* [INSTRUCTIONS TO FOLLOW] Look through the records that follow. Copy every line containing the word "content".

** BEGIN EXERCISE MATERIALS **

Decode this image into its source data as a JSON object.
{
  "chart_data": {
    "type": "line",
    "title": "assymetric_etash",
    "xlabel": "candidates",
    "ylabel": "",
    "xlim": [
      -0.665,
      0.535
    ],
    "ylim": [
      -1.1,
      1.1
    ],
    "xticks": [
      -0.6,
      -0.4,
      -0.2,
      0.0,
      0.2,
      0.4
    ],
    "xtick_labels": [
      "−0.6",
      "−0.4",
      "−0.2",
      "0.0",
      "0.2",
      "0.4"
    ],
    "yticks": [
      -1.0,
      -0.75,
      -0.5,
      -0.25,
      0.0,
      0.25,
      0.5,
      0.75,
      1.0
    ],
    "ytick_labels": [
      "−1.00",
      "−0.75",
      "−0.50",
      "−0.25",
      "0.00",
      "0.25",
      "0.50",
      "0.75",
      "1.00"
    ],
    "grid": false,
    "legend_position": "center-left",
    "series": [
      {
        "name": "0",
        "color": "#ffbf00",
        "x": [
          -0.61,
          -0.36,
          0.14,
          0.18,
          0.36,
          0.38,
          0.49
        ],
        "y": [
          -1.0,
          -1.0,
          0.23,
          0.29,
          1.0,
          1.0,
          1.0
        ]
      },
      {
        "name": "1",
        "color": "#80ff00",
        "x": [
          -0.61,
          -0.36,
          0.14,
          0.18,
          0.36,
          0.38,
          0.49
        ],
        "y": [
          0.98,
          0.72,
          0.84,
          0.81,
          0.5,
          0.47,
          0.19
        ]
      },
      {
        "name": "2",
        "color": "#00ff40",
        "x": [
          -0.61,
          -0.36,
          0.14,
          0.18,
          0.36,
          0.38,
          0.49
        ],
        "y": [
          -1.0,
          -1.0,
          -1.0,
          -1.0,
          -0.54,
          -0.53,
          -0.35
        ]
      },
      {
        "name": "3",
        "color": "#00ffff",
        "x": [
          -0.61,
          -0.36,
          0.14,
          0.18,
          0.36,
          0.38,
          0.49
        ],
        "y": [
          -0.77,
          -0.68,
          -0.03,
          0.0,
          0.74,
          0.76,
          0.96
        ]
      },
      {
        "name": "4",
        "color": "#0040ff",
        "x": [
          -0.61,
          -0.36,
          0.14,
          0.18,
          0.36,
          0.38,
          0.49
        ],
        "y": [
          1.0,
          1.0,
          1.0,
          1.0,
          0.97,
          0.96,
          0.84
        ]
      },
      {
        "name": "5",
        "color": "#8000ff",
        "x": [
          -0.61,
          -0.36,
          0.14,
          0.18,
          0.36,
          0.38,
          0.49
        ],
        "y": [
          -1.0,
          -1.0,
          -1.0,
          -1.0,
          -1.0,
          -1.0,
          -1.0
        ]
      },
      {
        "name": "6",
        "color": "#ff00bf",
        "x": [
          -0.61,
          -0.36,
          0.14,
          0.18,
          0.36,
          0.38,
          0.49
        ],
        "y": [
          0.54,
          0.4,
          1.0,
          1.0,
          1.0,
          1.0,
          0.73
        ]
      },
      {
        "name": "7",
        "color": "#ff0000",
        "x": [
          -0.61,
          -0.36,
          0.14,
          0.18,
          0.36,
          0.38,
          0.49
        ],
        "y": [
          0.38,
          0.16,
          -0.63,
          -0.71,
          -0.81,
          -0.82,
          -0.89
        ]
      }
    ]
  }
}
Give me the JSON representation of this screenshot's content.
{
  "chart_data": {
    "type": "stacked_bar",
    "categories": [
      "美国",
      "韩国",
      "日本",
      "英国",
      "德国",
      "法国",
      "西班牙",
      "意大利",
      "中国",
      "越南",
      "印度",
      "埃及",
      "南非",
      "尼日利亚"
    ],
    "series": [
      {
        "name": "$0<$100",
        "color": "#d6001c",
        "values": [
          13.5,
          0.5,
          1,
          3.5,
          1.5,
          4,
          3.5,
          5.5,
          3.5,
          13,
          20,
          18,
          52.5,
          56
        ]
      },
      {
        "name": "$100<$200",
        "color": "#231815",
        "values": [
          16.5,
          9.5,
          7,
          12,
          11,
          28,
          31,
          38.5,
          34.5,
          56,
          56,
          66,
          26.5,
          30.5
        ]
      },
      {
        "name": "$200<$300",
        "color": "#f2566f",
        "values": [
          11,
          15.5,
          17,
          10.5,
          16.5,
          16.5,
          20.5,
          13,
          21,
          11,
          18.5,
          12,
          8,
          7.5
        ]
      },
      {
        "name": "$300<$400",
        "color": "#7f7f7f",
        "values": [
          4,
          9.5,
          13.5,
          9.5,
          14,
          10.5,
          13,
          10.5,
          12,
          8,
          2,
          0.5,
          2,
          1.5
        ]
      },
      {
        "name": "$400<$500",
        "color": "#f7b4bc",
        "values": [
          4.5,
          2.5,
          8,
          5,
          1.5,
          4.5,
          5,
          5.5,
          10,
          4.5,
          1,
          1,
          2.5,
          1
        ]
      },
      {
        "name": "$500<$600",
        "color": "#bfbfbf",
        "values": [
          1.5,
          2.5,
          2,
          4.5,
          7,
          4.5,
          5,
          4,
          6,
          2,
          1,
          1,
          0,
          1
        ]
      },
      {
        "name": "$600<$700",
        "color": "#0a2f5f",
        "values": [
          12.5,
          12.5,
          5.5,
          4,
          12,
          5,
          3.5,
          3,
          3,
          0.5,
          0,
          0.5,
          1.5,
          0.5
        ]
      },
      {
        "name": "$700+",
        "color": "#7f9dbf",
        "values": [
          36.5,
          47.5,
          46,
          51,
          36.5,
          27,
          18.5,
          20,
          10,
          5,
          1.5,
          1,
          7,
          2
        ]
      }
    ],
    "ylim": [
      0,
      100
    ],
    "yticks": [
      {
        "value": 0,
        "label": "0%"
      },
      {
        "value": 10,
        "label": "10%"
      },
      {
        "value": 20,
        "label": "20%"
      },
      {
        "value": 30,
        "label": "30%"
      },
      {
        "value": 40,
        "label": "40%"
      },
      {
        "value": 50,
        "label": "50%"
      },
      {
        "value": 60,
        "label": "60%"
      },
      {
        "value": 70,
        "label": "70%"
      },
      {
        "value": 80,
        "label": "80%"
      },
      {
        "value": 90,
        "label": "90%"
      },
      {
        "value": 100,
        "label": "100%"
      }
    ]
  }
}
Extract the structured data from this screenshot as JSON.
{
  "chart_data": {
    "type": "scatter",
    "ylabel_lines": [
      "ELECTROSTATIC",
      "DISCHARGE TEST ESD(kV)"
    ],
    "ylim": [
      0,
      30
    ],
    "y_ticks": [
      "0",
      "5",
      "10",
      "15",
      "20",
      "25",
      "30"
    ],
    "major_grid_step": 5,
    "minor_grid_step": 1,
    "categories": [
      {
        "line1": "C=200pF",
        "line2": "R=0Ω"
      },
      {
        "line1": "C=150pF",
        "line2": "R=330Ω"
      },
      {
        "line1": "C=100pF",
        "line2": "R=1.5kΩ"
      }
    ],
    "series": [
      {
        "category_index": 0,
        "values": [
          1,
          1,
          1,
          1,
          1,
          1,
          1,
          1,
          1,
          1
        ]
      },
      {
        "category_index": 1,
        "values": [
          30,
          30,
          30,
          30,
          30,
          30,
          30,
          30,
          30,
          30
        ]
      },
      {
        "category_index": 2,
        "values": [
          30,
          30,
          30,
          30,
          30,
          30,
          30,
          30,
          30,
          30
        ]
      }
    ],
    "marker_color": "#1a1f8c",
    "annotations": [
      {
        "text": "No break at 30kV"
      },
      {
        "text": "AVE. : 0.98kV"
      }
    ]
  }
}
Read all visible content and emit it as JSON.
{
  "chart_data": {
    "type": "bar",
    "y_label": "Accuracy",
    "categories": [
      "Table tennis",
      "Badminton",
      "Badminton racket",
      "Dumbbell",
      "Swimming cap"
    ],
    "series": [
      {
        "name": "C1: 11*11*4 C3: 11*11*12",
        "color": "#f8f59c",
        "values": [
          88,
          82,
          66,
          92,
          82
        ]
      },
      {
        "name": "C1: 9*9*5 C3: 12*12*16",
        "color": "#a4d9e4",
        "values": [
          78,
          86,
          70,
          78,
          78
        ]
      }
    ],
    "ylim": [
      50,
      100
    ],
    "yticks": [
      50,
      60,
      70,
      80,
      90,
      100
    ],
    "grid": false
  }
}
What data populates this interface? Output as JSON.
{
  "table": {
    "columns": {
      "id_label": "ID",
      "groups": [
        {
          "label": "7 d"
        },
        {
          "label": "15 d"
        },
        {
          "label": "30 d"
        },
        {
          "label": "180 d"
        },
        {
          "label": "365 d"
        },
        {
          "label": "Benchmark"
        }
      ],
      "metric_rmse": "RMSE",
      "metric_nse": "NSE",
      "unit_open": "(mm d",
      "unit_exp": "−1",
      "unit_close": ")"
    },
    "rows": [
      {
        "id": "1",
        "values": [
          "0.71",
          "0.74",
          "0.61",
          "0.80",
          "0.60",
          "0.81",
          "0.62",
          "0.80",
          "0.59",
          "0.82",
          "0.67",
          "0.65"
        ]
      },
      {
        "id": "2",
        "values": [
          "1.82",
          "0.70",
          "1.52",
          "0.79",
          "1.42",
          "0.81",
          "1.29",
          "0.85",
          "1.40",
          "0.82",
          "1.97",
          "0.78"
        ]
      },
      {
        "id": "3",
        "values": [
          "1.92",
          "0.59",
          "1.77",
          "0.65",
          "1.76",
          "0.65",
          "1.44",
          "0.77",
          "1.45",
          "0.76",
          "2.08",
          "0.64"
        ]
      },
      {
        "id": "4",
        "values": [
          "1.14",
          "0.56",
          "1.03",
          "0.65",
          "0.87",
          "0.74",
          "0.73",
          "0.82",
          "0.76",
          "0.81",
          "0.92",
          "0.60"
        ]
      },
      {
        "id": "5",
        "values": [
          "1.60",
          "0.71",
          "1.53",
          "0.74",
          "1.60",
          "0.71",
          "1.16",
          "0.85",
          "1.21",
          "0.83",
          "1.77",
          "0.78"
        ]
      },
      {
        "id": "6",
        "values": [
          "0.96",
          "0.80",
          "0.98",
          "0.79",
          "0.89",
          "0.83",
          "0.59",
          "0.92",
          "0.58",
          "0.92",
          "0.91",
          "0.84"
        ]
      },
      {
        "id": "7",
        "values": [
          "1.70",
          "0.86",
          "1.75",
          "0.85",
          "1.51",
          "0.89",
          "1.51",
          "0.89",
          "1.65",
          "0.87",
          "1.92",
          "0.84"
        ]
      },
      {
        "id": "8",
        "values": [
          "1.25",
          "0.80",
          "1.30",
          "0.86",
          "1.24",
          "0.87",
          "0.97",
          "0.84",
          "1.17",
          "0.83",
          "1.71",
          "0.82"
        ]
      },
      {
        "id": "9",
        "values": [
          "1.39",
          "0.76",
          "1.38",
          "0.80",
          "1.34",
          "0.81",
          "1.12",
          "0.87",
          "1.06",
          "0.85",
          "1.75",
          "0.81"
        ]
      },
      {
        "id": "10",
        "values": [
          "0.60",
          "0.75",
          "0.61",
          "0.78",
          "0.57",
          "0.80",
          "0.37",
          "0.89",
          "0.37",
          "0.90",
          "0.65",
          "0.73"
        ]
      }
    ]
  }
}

** END EXERCISE MATERIALS **

* [SOLUTION BELOW]
Give me the JSON representation of this screenshot's content.
Read all visible content and emit it as JSON.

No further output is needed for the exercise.